──────── Provided information

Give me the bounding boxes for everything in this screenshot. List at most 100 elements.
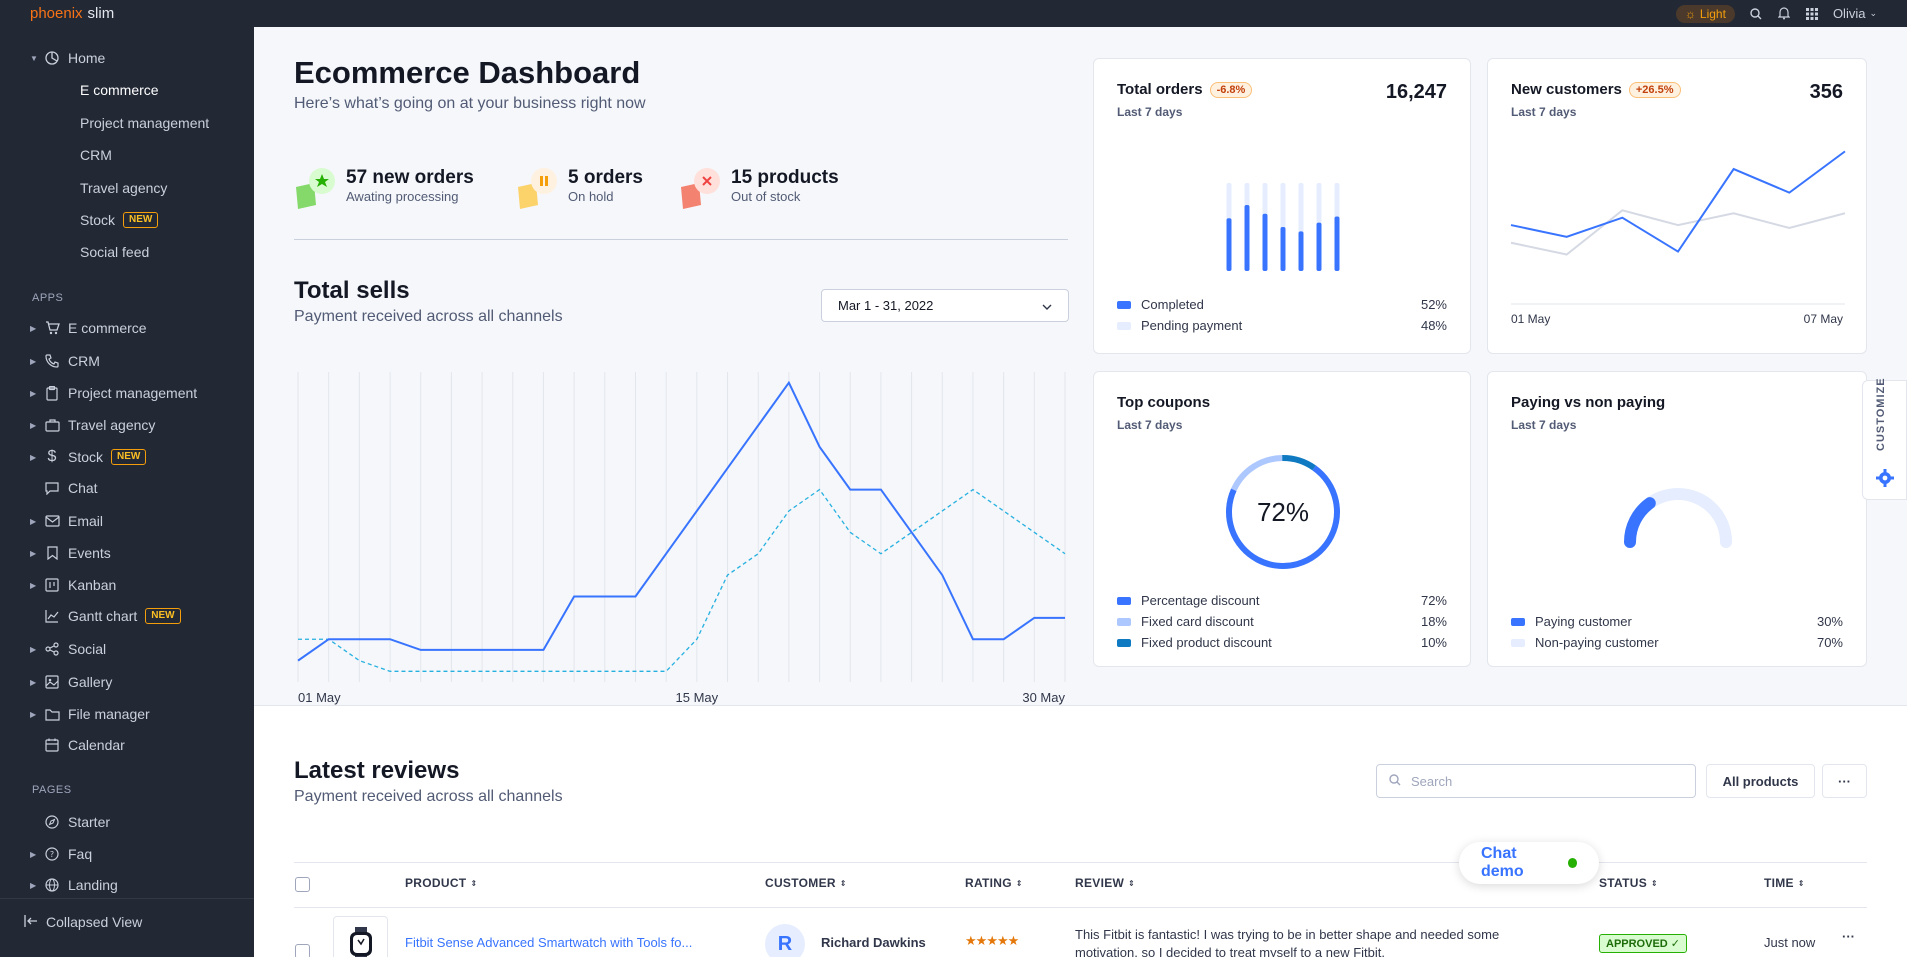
reviews-subtitle: Payment received across all channels bbox=[294, 788, 563, 805]
bar-completed bbox=[1280, 227, 1286, 271]
sidebar-sub-social-feed[interactable]: Social feed bbox=[80, 242, 149, 262]
review-line: motivation, so I decided to treat myself… bbox=[1075, 945, 1385, 957]
sidebar-item-label: Kanban bbox=[68, 577, 117, 593]
date-range-select[interactable]: Mar 1 - 31, 2022 bbox=[821, 289, 1069, 322]
sidebar-item-landing[interactable]: ▶ Landing bbox=[30, 874, 118, 896]
column-header-customer[interactable]: CUSTOMER ⇕ bbox=[765, 876, 847, 890]
column-header-status[interactable]: STATUS ⇕ bbox=[1599, 876, 1658, 890]
sidebar-item-file-manager[interactable]: ▶ File manager bbox=[30, 703, 150, 725]
sidebar-item-calendar[interactable]: Calendar bbox=[30, 734, 125, 756]
theme-toggle[interactable]: ☼ Light bbox=[1675, 4, 1735, 23]
select-all-checkbox[interactable] bbox=[295, 877, 310, 892]
collapsed-view-label: Collapsed View bbox=[46, 914, 143, 930]
sort-icon: ⇕ bbox=[1651, 878, 1659, 888]
sidebar-item-home[interactable]: ▼ Home bbox=[30, 47, 105, 69]
star-icon: ★ bbox=[965, 933, 977, 948]
gauge-value bbox=[1624, 497, 1656, 548]
sidebar-item-faq[interactable]: ▶ ? Faq bbox=[30, 843, 92, 865]
sidebar-sub-project-management[interactable]: Project management bbox=[80, 113, 209, 133]
series-line bbox=[1510, 150, 1846, 253]
reviews-search-input[interactable]: Search bbox=[1376, 764, 1696, 798]
sidebar-item-events[interactable]: ▶ Events bbox=[30, 542, 111, 564]
legend-value: 30% bbox=[1816, 614, 1843, 629]
legend-label: Non-paying customer bbox=[1535, 635, 1659, 650]
avatar: R bbox=[765, 924, 805, 957]
new-badge: NEW bbox=[123, 212, 159, 228]
column-label: RATING bbox=[965, 876, 1012, 890]
column-header-review[interactable]: REVIEW ⇕ bbox=[1075, 876, 1135, 890]
row-actions-button[interactable]: ··· bbox=[1842, 929, 1855, 944]
total-sells-subtitle: Payment received across all channels bbox=[294, 308, 563, 325]
sidebar-item-starter[interactable]: Starter bbox=[30, 811, 110, 833]
change-badge: -6.8% bbox=[1209, 81, 1253, 98]
card-title: Total orders bbox=[1117, 81, 1203, 98]
sidebar-item-label: Faq bbox=[68, 846, 93, 862]
sidebar-item-social[interactable]: ▶ Social bbox=[30, 638, 106, 660]
latest-reviews-section: Latest reviews Payment received across a… bbox=[254, 705, 1907, 957]
caret-right-icon: ▶ bbox=[30, 323, 37, 333]
user-menu[interactable]: Olivia ⌄ bbox=[1833, 6, 1877, 21]
donut-slice bbox=[1226, 465, 1340, 569]
customize-panel-toggle[interactable]: CUSTOMIZE bbox=[1862, 377, 1907, 500]
chat-demo-button[interactable]: Chat demo bbox=[1459, 842, 1599, 884]
legend-row: Completed 52% bbox=[1117, 297, 1447, 312]
card-value: 356 bbox=[1809, 81, 1843, 103]
apps-grid-icon[interactable] bbox=[1805, 7, 1819, 21]
sidebar-sub-ecommerce[interactable]: E commerce bbox=[80, 80, 159, 100]
sidebar-item-label: CRM bbox=[80, 147, 112, 163]
x-tick-label: 01 May bbox=[298, 690, 341, 705]
sidebar-sub-crm[interactable]: CRM bbox=[80, 145, 112, 165]
sidebar-item-crm[interactable]: ▶ CRM bbox=[30, 350, 100, 372]
sidebar-item-project-management[interactable]: ▶ Project management bbox=[30, 382, 197, 404]
product-thumbnail[interactable] bbox=[333, 916, 388, 957]
sidebar-sub-stock[interactable]: Stock NEW bbox=[80, 210, 159, 230]
change-badge: +26.5% bbox=[1628, 81, 1681, 98]
phone-icon bbox=[44, 353, 60, 369]
sidebar-item-label: Social feed bbox=[80, 244, 150, 260]
sidebar-item-kanban[interactable]: ▶ Kanban bbox=[30, 574, 116, 596]
bell-icon[interactable] bbox=[1777, 7, 1791, 21]
table-header-border bbox=[294, 907, 1867, 908]
column-header-rating[interactable]: RATING ⇕ bbox=[965, 876, 1023, 890]
series-line bbox=[297, 380, 1065, 662]
card-period: Last 7 days bbox=[1511, 105, 1577, 119]
new-badge: NEW bbox=[145, 608, 181, 624]
column-header-time[interactable]: TIME ⇕ bbox=[1764, 876, 1805, 890]
reviews-title: Latest reviews bbox=[294, 757, 460, 784]
pie-chart-icon bbox=[44, 50, 60, 66]
sidebar-item-gallery[interactable]: ▶ Gallery bbox=[30, 671, 112, 693]
sidebar-item-stock[interactable]: ▶ $ Stock NEW bbox=[30, 446, 147, 468]
sort-icon: ⇕ bbox=[1128, 878, 1136, 888]
sidebar-sub-travel-agency[interactable]: Travel agency bbox=[80, 178, 167, 198]
caret-down-icon: ▼ bbox=[30, 53, 38, 63]
sidebar-item-gantt-chart[interactable]: Gantt chart NEW bbox=[30, 605, 181, 627]
svg-text:?: ? bbox=[50, 850, 54, 859]
all-products-button[interactable]: All products bbox=[1706, 764, 1815, 798]
sidebar-item-ecommerce[interactable]: ▶ E commerce bbox=[30, 317, 147, 339]
caret-right-icon: ▶ bbox=[30, 849, 37, 859]
more-options-button[interactable]: ··· bbox=[1822, 764, 1867, 798]
caret-right-icon: ▶ bbox=[30, 516, 37, 526]
bar-completed bbox=[1316, 222, 1322, 271]
page-subtitle: Here’s what’s going on at your business … bbox=[294, 95, 646, 112]
search-icon[interactable] bbox=[1749, 7, 1763, 21]
product-link[interactable]: Fitbit Sense Advanced Smartwatch with To… bbox=[405, 935, 693, 950]
sidebar-item-email[interactable]: ▶ Email bbox=[30, 510, 103, 532]
legend-value: 70% bbox=[1816, 635, 1843, 650]
star-icon: ★ bbox=[1007, 933, 1020, 948]
image-icon bbox=[44, 674, 60, 690]
caret-right-icon: ▶ bbox=[30, 420, 37, 430]
x-badge-icon bbox=[679, 167, 720, 209]
sidebar-item-chat[interactable]: Chat bbox=[30, 477, 98, 499]
customer-name[interactable]: Richard Dawkins bbox=[821, 935, 926, 950]
collapsed-view-toggle[interactable]: Collapsed View bbox=[24, 914, 142, 930]
legend-swatch bbox=[1511, 638, 1525, 647]
search-icon bbox=[1389, 773, 1401, 789]
app-logo[interactable]: phoenix slim bbox=[30, 5, 114, 22]
sidebar-item-travel-agency[interactable]: ▶ Travel agency bbox=[30, 414, 155, 436]
column-header-product[interactable]: PRODUCT ⇕ bbox=[405, 876, 477, 890]
caret-right-icon: ▶ bbox=[30, 880, 37, 890]
stat-title: 15 products bbox=[731, 167, 839, 188]
legend-row: Paying customer 30% bbox=[1511, 614, 1843, 629]
row-checkbox[interactable] bbox=[295, 944, 310, 957]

────────────────

Copy word for word everything in the records from the line containing "reviews-subtitle: Payment received" down to the line containing "sidebar-item-home[interactable]: ▼ Home", including both of those lines.

● **Final result**:
reviews-subtitle: Payment received across all channels bbox=[294, 788, 563, 805]
bar-completed bbox=[1280, 227, 1286, 271]
sidebar-sub-social-feed[interactable]: Social feed bbox=[80, 242, 149, 262]
review-line: motivation, so I decided to treat myself… bbox=[1075, 945, 1385, 957]
sidebar-item-label: Kanban bbox=[68, 577, 117, 593]
date-range-select[interactable]: Mar 1 - 31, 2022 bbox=[821, 289, 1069, 322]
sidebar-item-landing[interactable]: ▶ Landing bbox=[30, 874, 118, 896]
column-header-customer[interactable]: CUSTOMER ⇕ bbox=[765, 876, 847, 890]
column-header-status[interactable]: STATUS ⇕ bbox=[1599, 876, 1658, 890]
sidebar-item-file-manager[interactable]: ▶ File manager bbox=[30, 703, 150, 725]
sidebar-item-calendar[interactable]: Calendar bbox=[30, 734, 125, 756]
theme-toggle[interactable]: ☼ Light bbox=[1675, 4, 1735, 23]
select-all-checkbox[interactable] bbox=[295, 877, 310, 892]
collapsed-view-label: Collapsed View bbox=[46, 914, 143, 930]
sort-icon: ⇕ bbox=[1651, 878, 1659, 888]
sidebar-item-home[interactable]: ▼ Home bbox=[30, 47, 105, 69]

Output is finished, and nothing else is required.